(GOAL): Would you set down every entry shown below, precisely as written?

(DATASET CONTENT):
····················
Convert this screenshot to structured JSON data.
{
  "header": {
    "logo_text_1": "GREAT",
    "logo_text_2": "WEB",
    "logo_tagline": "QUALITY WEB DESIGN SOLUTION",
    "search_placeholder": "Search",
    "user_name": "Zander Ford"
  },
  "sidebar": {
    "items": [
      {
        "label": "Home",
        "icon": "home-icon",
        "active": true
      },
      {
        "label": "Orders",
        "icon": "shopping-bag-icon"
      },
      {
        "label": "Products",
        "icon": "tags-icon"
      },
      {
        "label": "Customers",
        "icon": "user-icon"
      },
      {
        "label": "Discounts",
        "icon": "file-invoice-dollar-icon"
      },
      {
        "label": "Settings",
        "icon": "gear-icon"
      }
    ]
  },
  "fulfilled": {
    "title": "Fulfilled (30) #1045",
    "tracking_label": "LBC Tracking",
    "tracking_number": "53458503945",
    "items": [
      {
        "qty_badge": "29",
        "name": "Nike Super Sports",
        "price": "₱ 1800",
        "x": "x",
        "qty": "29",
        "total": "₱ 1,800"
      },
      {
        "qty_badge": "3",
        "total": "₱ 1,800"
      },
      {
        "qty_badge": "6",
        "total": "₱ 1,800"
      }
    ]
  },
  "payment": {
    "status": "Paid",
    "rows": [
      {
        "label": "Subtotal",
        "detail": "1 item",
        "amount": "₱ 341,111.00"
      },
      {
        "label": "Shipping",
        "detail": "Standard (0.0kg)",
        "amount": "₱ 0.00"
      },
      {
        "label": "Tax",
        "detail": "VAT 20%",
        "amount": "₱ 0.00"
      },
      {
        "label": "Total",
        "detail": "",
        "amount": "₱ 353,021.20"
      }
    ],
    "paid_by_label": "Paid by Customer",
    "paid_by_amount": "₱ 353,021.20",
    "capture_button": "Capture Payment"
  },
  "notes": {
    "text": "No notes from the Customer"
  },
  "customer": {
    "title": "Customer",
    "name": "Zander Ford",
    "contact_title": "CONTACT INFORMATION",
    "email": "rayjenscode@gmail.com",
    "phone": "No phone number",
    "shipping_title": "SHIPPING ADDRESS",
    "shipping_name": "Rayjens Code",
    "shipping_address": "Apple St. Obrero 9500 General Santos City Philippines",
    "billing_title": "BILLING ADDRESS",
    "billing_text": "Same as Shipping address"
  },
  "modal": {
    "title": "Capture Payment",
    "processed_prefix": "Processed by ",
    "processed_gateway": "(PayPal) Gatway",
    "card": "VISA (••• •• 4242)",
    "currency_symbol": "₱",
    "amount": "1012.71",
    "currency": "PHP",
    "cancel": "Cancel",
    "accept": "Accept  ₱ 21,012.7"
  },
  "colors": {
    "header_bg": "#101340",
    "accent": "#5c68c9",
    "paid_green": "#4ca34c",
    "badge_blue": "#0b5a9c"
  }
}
····················
(FULL RESPONSE):
Convert this screenshot to structured JSON data.
{
  "header": {
    "logo_text_1": "GREAT",
    "logo_text_2": "WEB",
    "logo_tagline": "QUALITY WEB DESIGN SOLUTION",
    "search_placeholder": "Search",
    "user_name": "Zander Ford"
  },
  "sidebar": {
    "items": [
      {
        "label": "Home",
        "icon": "home-icon",
        "active": true
      },
      {
        "label": "Orders",
        "icon": "shopping-bag-icon"
      },
      {
        "label": "Products",
        "icon": "tags-icon"
      },
      {
        "label": "Customers",
        "icon": "user-icon"
      },
      {
        "label": "Discounts",
        "icon": "file-invoice-dollar-icon"
      },
      {
        "label": "Settings",
        "icon": "gear-icon"
      }
    ]
  },
  "fulfilled": {
    "title": "Fulfilled (30) #1045",
    "tracking_label": "LBC Tracking",
    "tracking_number": "53458503945",
    "items": [
      {
        "qty_badge": "29",
        "name": "Nike Super Sports",
        "price": "₱ 1800",
        "x": "x",
        "qty": "29",
        "total": "₱ 1,800"
      },
      {
        "qty_badge": "3",
        "total": "₱ 1,800"
      },
      {
        "qty_badge": "6",
        "total": "₱ 1,800"
      }
    ]
  },
  "payment": {
    "status": "Paid",
    "rows": [
      {
        "label": "Subtotal",
        "detail": "1 item",
        "amount": "₱ 341,111.00"
      },
      {
        "label": "Shipping",
        "detail": "Standard (0.0kg)",
        "amount": "₱ 0.00"
      },
      {
        "label": "Tax",
        "detail": "VAT 20%",
        "amount": "₱ 0.00"
      },
      {
        "label": "Total",
        "detail": "",
        "amount": "₱ 353,021.20"
      }
    ],
    "paid_by_label": "Paid by Customer",
    "paid_by_amount": "₱ 353,021.20",
    "capture_button": "Capture Payment"
  },
  "notes": {
    "text": "No notes from the Customer"
  },
  "customer": {
    "title": "Customer",
    "name": "Zander Ford",
    "contact_title": "CONTACT INFORMATION",
    "email": "rayjenscode@gmail.com",
    "phone": "No phone number",
    "shipping_title": "SHIPPING ADDRESS",
    "shipping_name": "Rayjens Code",
    "shipping_address": "Apple St. Obrero 9500 General Santos City Philippines",
    "billing_title": "BILLING ADDRESS",
    "billing_text": "Same as Shipping address"
  },
  "modal": {
    "title": "Capture Payment",
    "processed_prefix": "Processed by ",
    "processed_gateway": "(PayPal) Gatway",
    "card": "VISA (••• •• 4242)",
    "currency_symbol": "₱",
    "amount": "1012.71",
    "currency": "PHP",
    "cancel": "Cancel",
    "accept": "Accept  ₱ 21,012.7"
  },
  "colors": {
    "header_bg": "#101340",
    "accent": "#5c68c9",
    "paid_green": "#4ca34c",
    "badge_blue": "#0b5a9c"
  }
}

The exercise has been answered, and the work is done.